## Provided entries
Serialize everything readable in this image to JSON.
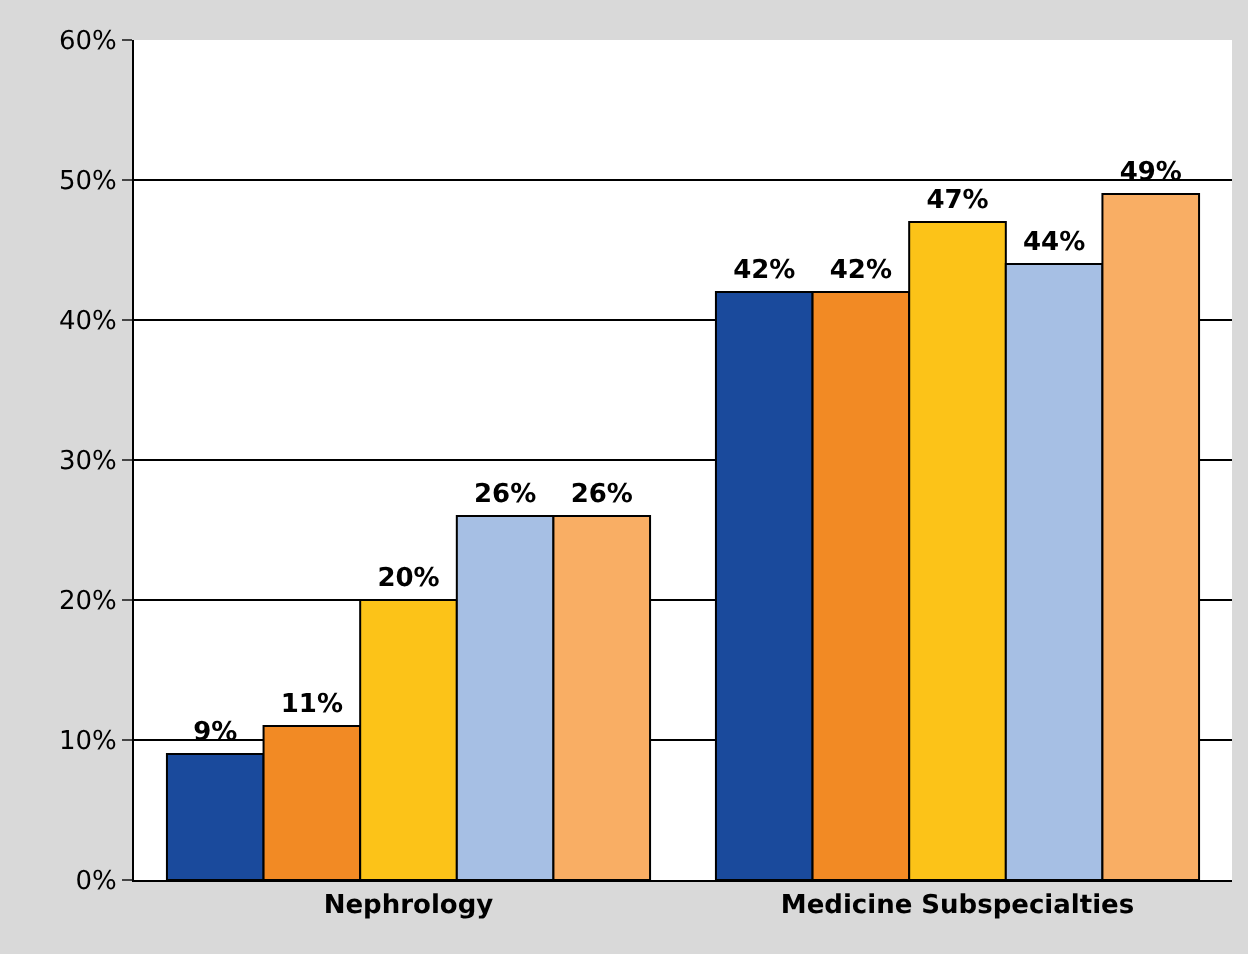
{
  "chart_data": {
    "type": "bar",
    "categories": [
      "Nephrology",
      "Medicine Subspecialties"
    ],
    "series": [
      {
        "color": "#1a4a9c",
        "values": [
          9,
          42
        ],
        "value_labels": [
          "9%",
          "42%"
        ]
      },
      {
        "color": "#f28a24",
        "values": [
          11,
          42
        ],
        "value_labels": [
          "11%",
          "42%"
        ]
      },
      {
        "color": "#fcc318",
        "values": [
          20,
          47
        ],
        "value_labels": [
          "20%",
          "47%"
        ]
      },
      {
        "color": "#a6bfe4",
        "values": [
          26,
          44
        ],
        "value_labels": [
          "26%",
          "44%"
        ]
      },
      {
        "color": "#f9ae64",
        "values": [
          26,
          49
        ],
        "value_labels": [
          "26%",
          "49%"
        ]
      }
    ],
    "ylim": [
      0,
      60
    ],
    "yticks": [
      {
        "value": 0,
        "label": "0%"
      },
      {
        "value": 10,
        "label": "10%"
      },
      {
        "value": 20,
        "label": "20%"
      },
      {
        "value": 30,
        "label": "30%"
      },
      {
        "value": 40,
        "label": "40%"
      },
      {
        "value": 50,
        "label": "50%"
      },
      {
        "value": 60,
        "label": "60%"
      }
    ],
    "grid": "y"
  }
}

## Instructions for the task
List all lines where "color" occurs.

## Response to this exercise
        "color": "#1a4a9c",
        "color": "#f28a24",
        "color": "#fcc318",
        "color": "#a6bfe4",
        "color": "#f9ae64",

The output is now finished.